*The problem*
Return all of the entries word for word, but omit the pictures they contain.

*Source material*

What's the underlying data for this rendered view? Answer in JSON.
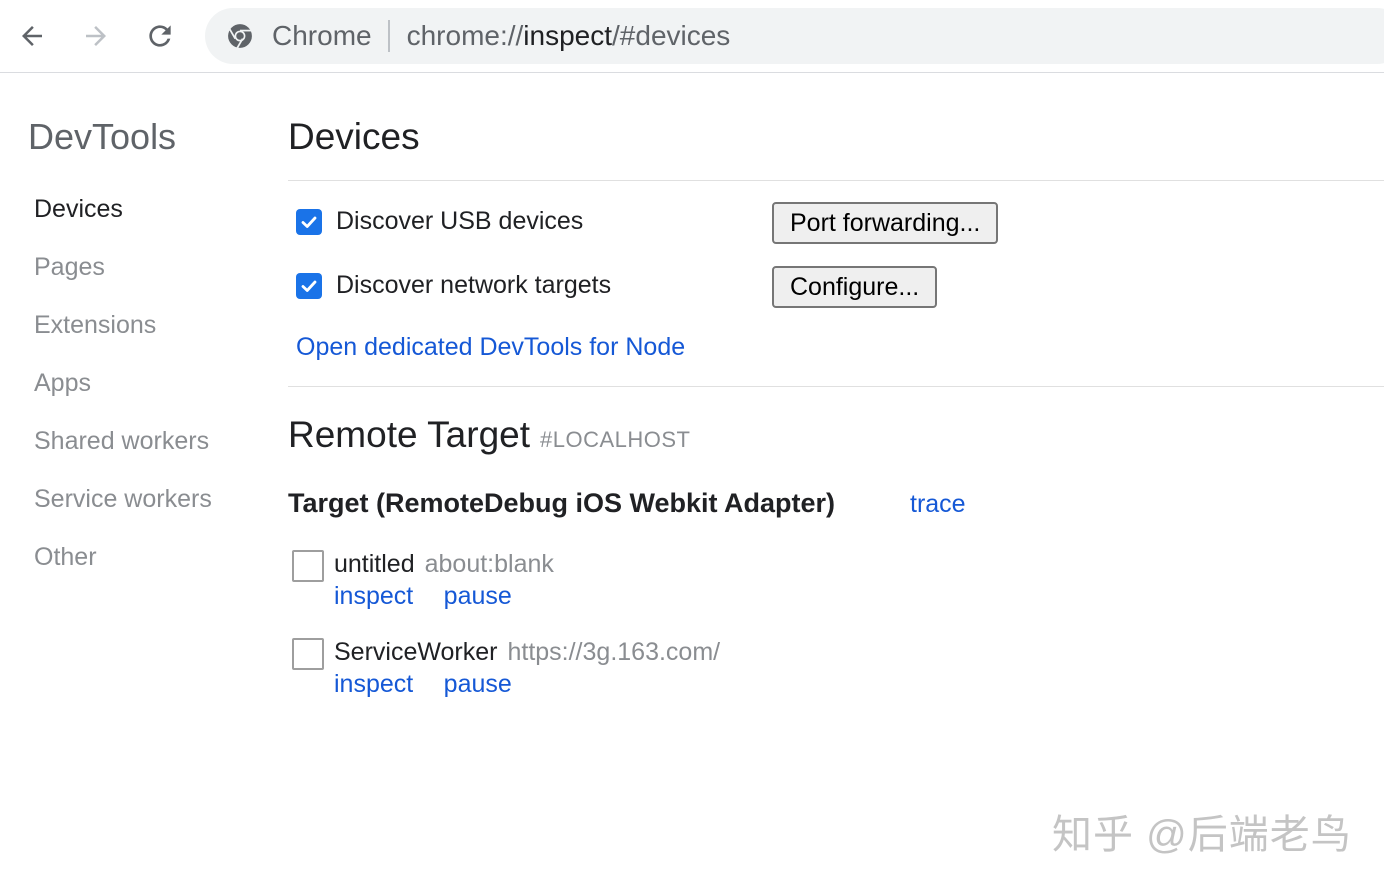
{
  "browser": {
    "back_icon": "arrow-left-icon",
    "forward_icon": "arrow-right-icon",
    "reload_icon": "reload-icon",
    "omnibox": {
      "chip_label": "Chrome",
      "url_scheme": "chrome://",
      "url_host": "inspect",
      "url_path": "/#devices"
    }
  },
  "sidebar": {
    "title": "DevTools",
    "items": [
      {
        "label": "Devices",
        "selected": true
      },
      {
        "label": "Pages",
        "selected": false
      },
      {
        "label": "Extensions",
        "selected": false
      },
      {
        "label": "Apps",
        "selected": false
      },
      {
        "label": "Shared workers",
        "selected": false
      },
      {
        "label": "Service workers",
        "selected": false
      },
      {
        "label": "Other",
        "selected": false
      }
    ]
  },
  "main": {
    "title": "Devices",
    "options": {
      "usb": {
        "label": "Discover USB devices",
        "checked": true,
        "button": "Port forwarding..."
      },
      "network": {
        "label": "Discover network targets",
        "checked": true,
        "button": "Configure..."
      }
    },
    "node_link": "Open dedicated DevTools for Node",
    "remote": {
      "title": "Remote Target",
      "subtitle": "#LOCALHOST",
      "target_name": "Target (RemoteDebug iOS Webkit Adapter)",
      "trace_link": "trace",
      "targets": [
        {
          "name": "untitled",
          "url": "about:blank",
          "inspect": "inspect",
          "pause": "pause"
        },
        {
          "name": "ServiceWorker",
          "url": "https://3g.163.com/",
          "inspect": "inspect",
          "pause": "pause"
        }
      ]
    }
  },
  "watermark": "知乎 @后端老鸟",
  "colors": {
    "link": "#1558d6",
    "checkbox": "#1a73e8",
    "muted_text": "#8a8d91"
  }
}
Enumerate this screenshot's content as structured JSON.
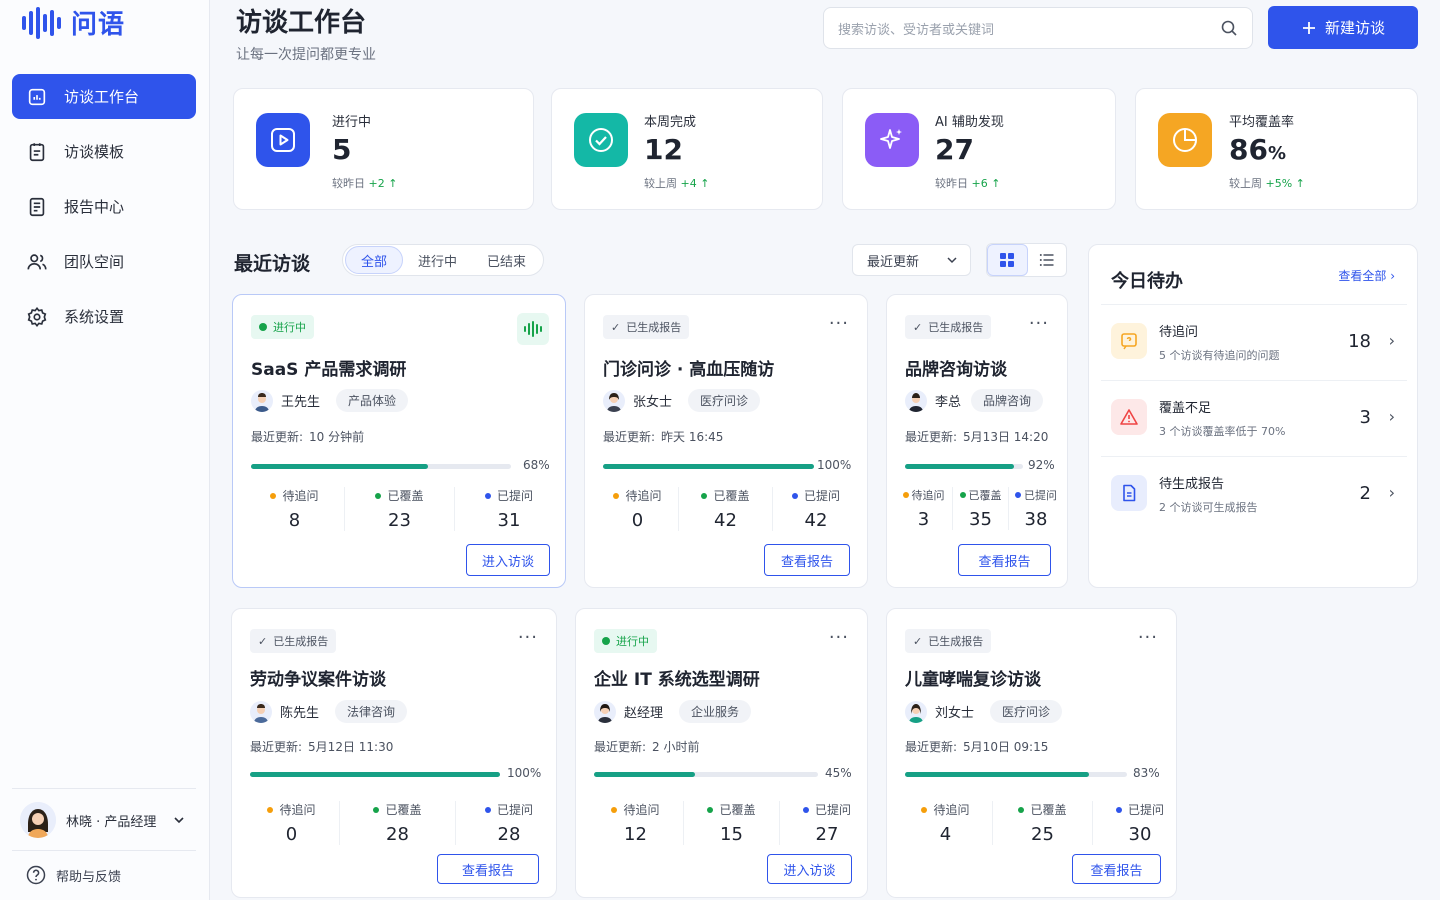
{
  "app": {
    "name": "问语"
  },
  "sidebar": {
    "items": [
      {
        "label": "访谈工作台",
        "icon": "workbench-icon",
        "active": true
      },
      {
        "label": "访谈模板",
        "icon": "template-icon",
        "active": false
      },
      {
        "label": "报告中心",
        "icon": "report-icon",
        "active": false
      },
      {
        "label": "团队空间",
        "icon": "team-icon",
        "active": false
      },
      {
        "label": "系统设置",
        "icon": "settings-icon",
        "active": false
      }
    ],
    "user": {
      "name": "林晓 · 产品经理"
    },
    "help_label": "帮助与反馈"
  },
  "header": {
    "title": "访谈工作台",
    "subtitle": "让每一次提问都更专业",
    "search_placeholder": "搜索访谈、受访者或关键词",
    "new_button": "新建访谈"
  },
  "stats": [
    {
      "label": "进行中",
      "value": "5",
      "unit": "",
      "compare": "较昨日",
      "delta": "+2",
      "color": "#2f54eb"
    },
    {
      "label": "本周完成",
      "value": "12",
      "unit": "",
      "compare": "较上周",
      "delta": "+4",
      "color": "#14b8a6"
    },
    {
      "label": "AI 辅助发现",
      "value": "27",
      "unit": "",
      "compare": "较昨日",
      "delta": "+6",
      "color": "#8b5cf6"
    },
    {
      "label": "平均覆盖率",
      "value": "86",
      "unit": "%",
      "compare": "较上周",
      "delta": "+5%",
      "color": "#f5a623"
    }
  ],
  "recent": {
    "title": "最近访谈",
    "filters": [
      "全部",
      "进行中",
      "已结束"
    ],
    "sort_label": "最近更新",
    "update_prefix": "最近更新:",
    "metric_labels": [
      "待追问",
      "已覆盖",
      "已提问"
    ]
  },
  "cards": [
    {
      "status": "进行中",
      "title": "SaaS 产品需求调研",
      "person": "王先生",
      "tag": "产品体验",
      "updated": "10 分钟前",
      "progress": 68,
      "progress_label": "68%",
      "metrics": [
        "8",
        "23",
        "31"
      ],
      "action": "进入访谈"
    },
    {
      "status": "已生成报告",
      "title": "门诊问诊 · 高血压随访",
      "person": "张女士",
      "tag": "医疗问诊",
      "updated": "昨天 16:45",
      "progress": 100,
      "progress_label": "100%",
      "metrics": [
        "0",
        "42",
        "42"
      ],
      "action": "查看报告"
    },
    {
      "status": "已生成报告",
      "title": "品牌咨询访谈",
      "person": "李总",
      "tag": "品牌咨询",
      "updated": "5月13日 14:20",
      "progress": 92,
      "progress_label": "92%",
      "metrics": [
        "3",
        "35",
        "38"
      ],
      "action": "查看报告"
    },
    {
      "status": "已生成报告",
      "title": "劳动争议案件访谈",
      "person": "陈先生",
      "tag": "法律咨询",
      "updated": "5月12日 11:30",
      "progress": 100,
      "progress_label": "100%",
      "metrics": [
        "0",
        "28",
        "28"
      ],
      "action": "查看报告"
    },
    {
      "status": "进行中",
      "title": "企业 IT 系统选型调研",
      "person": "赵经理",
      "tag": "企业服务",
      "updated": "2 小时前",
      "progress": 45,
      "progress_label": "45%",
      "metrics": [
        "12",
        "15",
        "27"
      ],
      "action": "进入访谈"
    },
    {
      "status": "已生成报告",
      "title": "儿童哮喘复诊访谈",
      "person": "刘女士",
      "tag": "医疗问诊",
      "updated": "5月10日 09:15",
      "progress": 83,
      "progress_label": "83%",
      "metrics": [
        "4",
        "25",
        "30"
      ],
      "action": "查看报告"
    }
  ],
  "todo": {
    "title": "今日待办",
    "view_all": "查看全部",
    "items": [
      {
        "name": "待追问",
        "desc": "5 个访谈有待追问的问题",
        "count": "18",
        "color": "#f5a623"
      },
      {
        "name": "覆盖不足",
        "desc": "3 个访谈覆盖率低于 70%",
        "count": "3",
        "color": "#ef4444"
      },
      {
        "name": "待生成报告",
        "desc": "2 个访谈可生成报告",
        "count": "2",
        "color": "#2f54eb"
      }
    ]
  }
}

*Exercise solution*
What's the underlying data for this rendered view? Answer in JSON.
{
  "browser": {
    "back_icon": "arrow-left-icon",
    "forward_icon": "arrow-right-icon",
    "reload_icon": "reload-icon",
    "omnibox": {
      "chip_label": "Chrome",
      "url_scheme": "chrome://",
      "url_host": "inspect",
      "url_path": "/#devices"
    }
  },
  "sidebar": {
    "title": "DevTools",
    "items": [
      {
        "label": "Devices",
        "selected": true
      },
      {
        "label": "Pages",
        "selected": false
      },
      {
        "label": "Extensions",
        "selected": false
      },
      {
        "label": "Apps",
        "selected": false
      },
      {
        "label": "Shared workers",
        "selected": false
      },
      {
        "label": "Service workers",
        "selected": false
      },
      {
        "label": "Other",
        "selected": false
      }
    ]
  },
  "main": {
    "title": "Devices",
    "options": {
      "usb": {
        "label": "Discover USB devices",
        "checked": true,
        "button": "Port forwarding..."
      },
      "network": {
        "label": "Discover network targets",
        "checked": true,
        "button": "Configure..."
      }
    },
    "node_link": "Open dedicated DevTools for Node",
    "remote": {
      "title": "Remote Target",
      "subtitle": "#LOCALHOST",
      "target_name": "Target (RemoteDebug iOS Webkit Adapter)",
      "trace_link": "trace",
      "targets": [
        {
          "name": "untitled",
          "url": "about:blank",
          "inspect": "inspect",
          "pause": "pause"
        },
        {
          "name": "ServiceWorker",
          "url": "https://3g.163.com/",
          "inspect": "inspect",
          "pause": "pause"
        }
      ]
    }
  },
  "watermark": "知乎 @后端老鸟",
  "colors": {
    "link": "#1558d6",
    "checkbox": "#1a73e8",
    "muted_text": "#8a8d91"
  }
}
Enumerate this screenshot's content as structured JSON.
{
  "app": {
    "name": "问语"
  },
  "sidebar": {
    "items": [
      {
        "label": "访谈工作台",
        "icon": "workbench-icon",
        "active": true
      },
      {
        "label": "访谈模板",
        "icon": "template-icon",
        "active": false
      },
      {
        "label": "报告中心",
        "icon": "report-icon",
        "active": false
      },
      {
        "label": "团队空间",
        "icon": "team-icon",
        "active": false
      },
      {
        "label": "系统设置",
        "icon": "settings-icon",
        "active": false
      }
    ],
    "user": {
      "name": "林晓 · 产品经理"
    },
    "help_label": "帮助与反馈"
  },
  "header": {
    "title": "访谈工作台",
    "subtitle": "让每一次提问都更专业",
    "search_placeholder": "搜索访谈、受访者或关键词",
    "new_button": "新建访谈"
  },
  "stats": [
    {
      "label": "进行中",
      "value": "5",
      "unit": "",
      "compare": "较昨日",
      "delta": "+2",
      "color": "#2f54eb"
    },
    {
      "label": "本周完成",
      "value": "12",
      "unit": "",
      "compare": "较上周",
      "delta": "+4",
      "color": "#14b8a6"
    },
    {
      "label": "AI 辅助发现",
      "value": "27",
      "unit": "",
      "compare": "较昨日",
      "delta": "+6",
      "color": "#8b5cf6"
    },
    {
      "label": "平均覆盖率",
      "value": "86",
      "unit": "%",
      "compare": "较上周",
      "delta": "+5%",
      "color": "#f5a623"
    }
  ],
  "recent": {
    "title": "最近访谈",
    "filters": [
      "全部",
      "进行中",
      "已结束"
    ],
    "sort_label": "最近更新",
    "update_prefix": "最近更新:",
    "metric_labels": [
      "待追问",
      "已覆盖",
      "已提问"
    ]
  },
  "cards": [
    {
      "status": "进行中",
      "title": "SaaS 产品需求调研",
      "person": "王先生",
      "tag": "产品体验",
      "updated": "10 分钟前",
      "progress": 68,
      "progress_label": "68%",
      "metrics": [
        "8",
        "23",
        "31"
      ],
      "action": "进入访谈"
    },
    {
      "status": "已生成报告",
      "title": "门诊问诊 · 高血压随访",
      "person": "张女士",
      "tag": "医疗问诊",
      "updated": "昨天 16:45",
      "progress": 100,
      "progress_label": "100%",
      "metrics": [
        "0",
        "42",
        "42"
      ],
      "action": "查看报告"
    },
    {
      "status": "已生成报告",
      "title": "品牌咨询访谈",
      "person": "李总",
      "tag": "品牌咨询",
      "updated": "5月13日 14:20",
      "progress": 92,
      "progress_label": "92%",
      "metrics": [
        "3",
        "35",
        "38"
      ],
      "action": "查看报告"
    },
    {
      "status": "已生成报告",
      "title": "劳动争议案件访谈",
      "person": "陈先生",
      "tag": "法律咨询",
      "updated": "5月12日 11:30",
      "progress": 100,
      "progress_label": "100%",
      "metrics": [
        "0",
        "28",
        "28"
      ],
      "action": "查看报告"
    },
    {
      "status": "进行中",
      "title": "企业 IT 系统选型调研",
      "person": "赵经理",
      "tag": "企业服务",
      "updated": "2 小时前",
      "progress": 45,
      "progress_label": "45%",
      "metrics": [
        "12",
        "15",
        "27"
      ],
      "action": "进入访谈"
    },
    {
      "status": "已生成报告",
      "title": "儿童哮喘复诊访谈",
      "person": "刘女士",
      "tag": "医疗问诊",
      "updated": "5月10日 09:15",
      "progress": 83,
      "progress_label": "83%",
      "metrics": [
        "4",
        "25",
        "30"
      ],
      "action": "查看报告"
    }
  ],
  "todo": {
    "title": "今日待办",
    "view_all": "查看全部",
    "items": [
      {
        "name": "待追问",
        "desc": "5 个访谈有待追问的问题",
        "count": "18",
        "color": "#f5a623"
      },
      {
        "name": "覆盖不足",
        "desc": "3 个访谈覆盖率低于 70%",
        "count": "3",
        "color": "#ef4444"
      },
      {
        "name": "待生成报告",
        "desc": "2 个访谈可生成报告",
        "count": "2",
        "color": "#2f54eb"
      }
    ]
  }
}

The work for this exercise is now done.